— Start of Rows —

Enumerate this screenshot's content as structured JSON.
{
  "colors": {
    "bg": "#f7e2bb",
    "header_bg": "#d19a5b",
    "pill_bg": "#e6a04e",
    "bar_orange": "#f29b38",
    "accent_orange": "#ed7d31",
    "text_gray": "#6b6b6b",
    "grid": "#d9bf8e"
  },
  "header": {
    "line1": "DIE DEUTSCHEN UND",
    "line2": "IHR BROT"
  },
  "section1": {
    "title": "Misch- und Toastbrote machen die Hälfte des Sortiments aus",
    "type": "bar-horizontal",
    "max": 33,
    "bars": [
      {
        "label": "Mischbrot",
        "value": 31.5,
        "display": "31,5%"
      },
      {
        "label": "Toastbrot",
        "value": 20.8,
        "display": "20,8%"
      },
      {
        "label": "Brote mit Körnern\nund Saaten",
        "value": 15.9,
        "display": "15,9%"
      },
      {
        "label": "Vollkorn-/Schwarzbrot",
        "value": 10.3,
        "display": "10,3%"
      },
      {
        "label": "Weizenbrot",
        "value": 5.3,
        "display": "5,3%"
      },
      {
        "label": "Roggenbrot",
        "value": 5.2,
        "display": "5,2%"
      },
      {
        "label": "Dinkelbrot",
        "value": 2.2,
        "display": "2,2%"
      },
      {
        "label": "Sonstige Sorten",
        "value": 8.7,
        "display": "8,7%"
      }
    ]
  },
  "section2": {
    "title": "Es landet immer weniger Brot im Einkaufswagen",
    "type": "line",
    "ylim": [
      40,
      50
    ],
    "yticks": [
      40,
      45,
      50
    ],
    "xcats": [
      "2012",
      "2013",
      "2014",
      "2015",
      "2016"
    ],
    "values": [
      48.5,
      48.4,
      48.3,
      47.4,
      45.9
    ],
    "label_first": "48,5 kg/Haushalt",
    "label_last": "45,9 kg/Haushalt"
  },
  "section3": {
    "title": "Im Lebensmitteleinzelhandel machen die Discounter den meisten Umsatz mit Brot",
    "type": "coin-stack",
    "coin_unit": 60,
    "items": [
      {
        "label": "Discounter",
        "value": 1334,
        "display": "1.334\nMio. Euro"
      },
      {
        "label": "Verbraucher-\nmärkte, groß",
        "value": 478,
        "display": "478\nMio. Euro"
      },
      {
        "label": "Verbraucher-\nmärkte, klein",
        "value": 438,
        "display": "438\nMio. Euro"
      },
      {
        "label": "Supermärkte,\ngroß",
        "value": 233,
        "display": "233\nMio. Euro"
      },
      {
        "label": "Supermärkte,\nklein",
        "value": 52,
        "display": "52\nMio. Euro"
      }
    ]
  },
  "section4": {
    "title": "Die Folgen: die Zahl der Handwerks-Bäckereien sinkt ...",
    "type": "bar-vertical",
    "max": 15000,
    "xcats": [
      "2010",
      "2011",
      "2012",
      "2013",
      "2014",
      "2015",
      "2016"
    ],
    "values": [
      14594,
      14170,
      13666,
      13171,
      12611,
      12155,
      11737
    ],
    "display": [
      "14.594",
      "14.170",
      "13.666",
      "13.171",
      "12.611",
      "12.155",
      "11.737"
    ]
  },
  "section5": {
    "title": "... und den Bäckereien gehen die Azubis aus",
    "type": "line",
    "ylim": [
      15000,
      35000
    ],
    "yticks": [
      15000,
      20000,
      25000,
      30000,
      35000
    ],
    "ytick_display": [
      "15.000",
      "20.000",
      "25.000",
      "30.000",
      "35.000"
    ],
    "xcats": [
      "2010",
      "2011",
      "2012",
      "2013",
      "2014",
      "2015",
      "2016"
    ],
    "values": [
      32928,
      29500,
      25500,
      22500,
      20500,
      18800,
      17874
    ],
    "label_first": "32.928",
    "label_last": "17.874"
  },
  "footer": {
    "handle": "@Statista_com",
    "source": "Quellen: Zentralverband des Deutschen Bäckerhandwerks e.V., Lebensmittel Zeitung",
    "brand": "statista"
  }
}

— End of Rows —

Reproduce each line verbatim.

Enumerate this screenshot's content as structured JSON.
{
  "colors": {
    "bg": "#f7e2bb",
    "header_bg": "#d19a5b",
    "pill_bg": "#e6a04e",
    "bar_orange": "#f29b38",
    "accent_orange": "#ed7d31",
    "text_gray": "#6b6b6b",
    "grid": "#d9bf8e"
  },
  "header": {
    "line1": "DIE DEUTSCHEN UND",
    "line2": "IHR BROT"
  },
  "section1": {
    "title": "Misch- und Toastbrote machen die Hälfte des Sortiments aus",
    "type": "bar-horizontal",
    "max": 33,
    "bars": [
      {
        "label": "Mischbrot",
        "value": 31.5,
        "display": "31,5%"
      },
      {
        "label": "Toastbrot",
        "value": 20.8,
        "display": "20,8%"
      },
      {
        "label": "Brote mit Körnern\nund Saaten",
        "value": 15.9,
        "display": "15,9%"
      },
      {
        "label": "Vollkorn-/Schwarzbrot",
        "value": 10.3,
        "display": "10,3%"
      },
      {
        "label": "Weizenbrot",
        "value": 5.3,
        "display": "5,3%"
      },
      {
        "label": "Roggenbrot",
        "value": 5.2,
        "display": "5,2%"
      },
      {
        "label": "Dinkelbrot",
        "value": 2.2,
        "display": "2,2%"
      },
      {
        "label": "Sonstige Sorten",
        "value": 8.7,
        "display": "8,7%"
      }
    ]
  },
  "section2": {
    "title": "Es landet immer weniger Brot im Einkaufswagen",
    "type": "line",
    "ylim": [
      40,
      50
    ],
    "yticks": [
      40,
      45,
      50
    ],
    "xcats": [
      "2012",
      "2013",
      "2014",
      "2015",
      "2016"
    ],
    "values": [
      48.5,
      48.4,
      48.3,
      47.4,
      45.9
    ],
    "label_first": "48,5 kg/Haushalt",
    "label_last": "45,9 kg/Haushalt"
  },
  "section3": {
    "title": "Im Lebensmitteleinzelhandel machen die Discounter den meisten Umsatz mit Brot",
    "type": "coin-stack",
    "coin_unit": 60,
    "items": [
      {
        "label": "Discounter",
        "value": 1334,
        "display": "1.334\nMio. Euro"
      },
      {
        "label": "Verbraucher-\nmärkte, groß",
        "value": 478,
        "display": "478\nMio. Euro"
      },
      {
        "label": "Verbraucher-\nmärkte, klein",
        "value": 438,
        "display": "438\nMio. Euro"
      },
      {
        "label": "Supermärkte,\ngroß",
        "value": 233,
        "display": "233\nMio. Euro"
      },
      {
        "label": "Supermärkte,\nklein",
        "value": 52,
        "display": "52\nMio. Euro"
      }
    ]
  },
  "section4": {
    "title": "Die Folgen: die Zahl der Handwerks-Bäckereien sinkt ...",
    "type": "bar-vertical",
    "max": 15000,
    "xcats": [
      "2010",
      "2011",
      "2012",
      "2013",
      "2014",
      "2015",
      "2016"
    ],
    "values": [
      14594,
      14170,
      13666,
      13171,
      12611,
      12155,
      11737
    ],
    "display": [
      "14.594",
      "14.170",
      "13.666",
      "13.171",
      "12.611",
      "12.155",
      "11.737"
    ]
  },
  "section5": {
    "title": "... und den Bäckereien gehen die Azubis aus",
    "type": "line",
    "ylim": [
      15000,
      35000
    ],
    "yticks": [
      15000,
      20000,
      25000,
      30000,
      35000
    ],
    "ytick_display": [
      "15.000",
      "20.000",
      "25.000",
      "30.000",
      "35.000"
    ],
    "xcats": [
      "2010",
      "2011",
      "2012",
      "2013",
      "2014",
      "2015",
      "2016"
    ],
    "values": [
      32928,
      29500,
      25500,
      22500,
      20500,
      18800,
      17874
    ],
    "label_first": "32.928",
    "label_last": "17.874"
  },
  "footer": {
    "handle": "@Statista_com",
    "source": "Quellen: Zentralverband des Deutschen Bäckerhandwerks e.V., Lebensmittel Zeitung",
    "brand": "statista"
  }
}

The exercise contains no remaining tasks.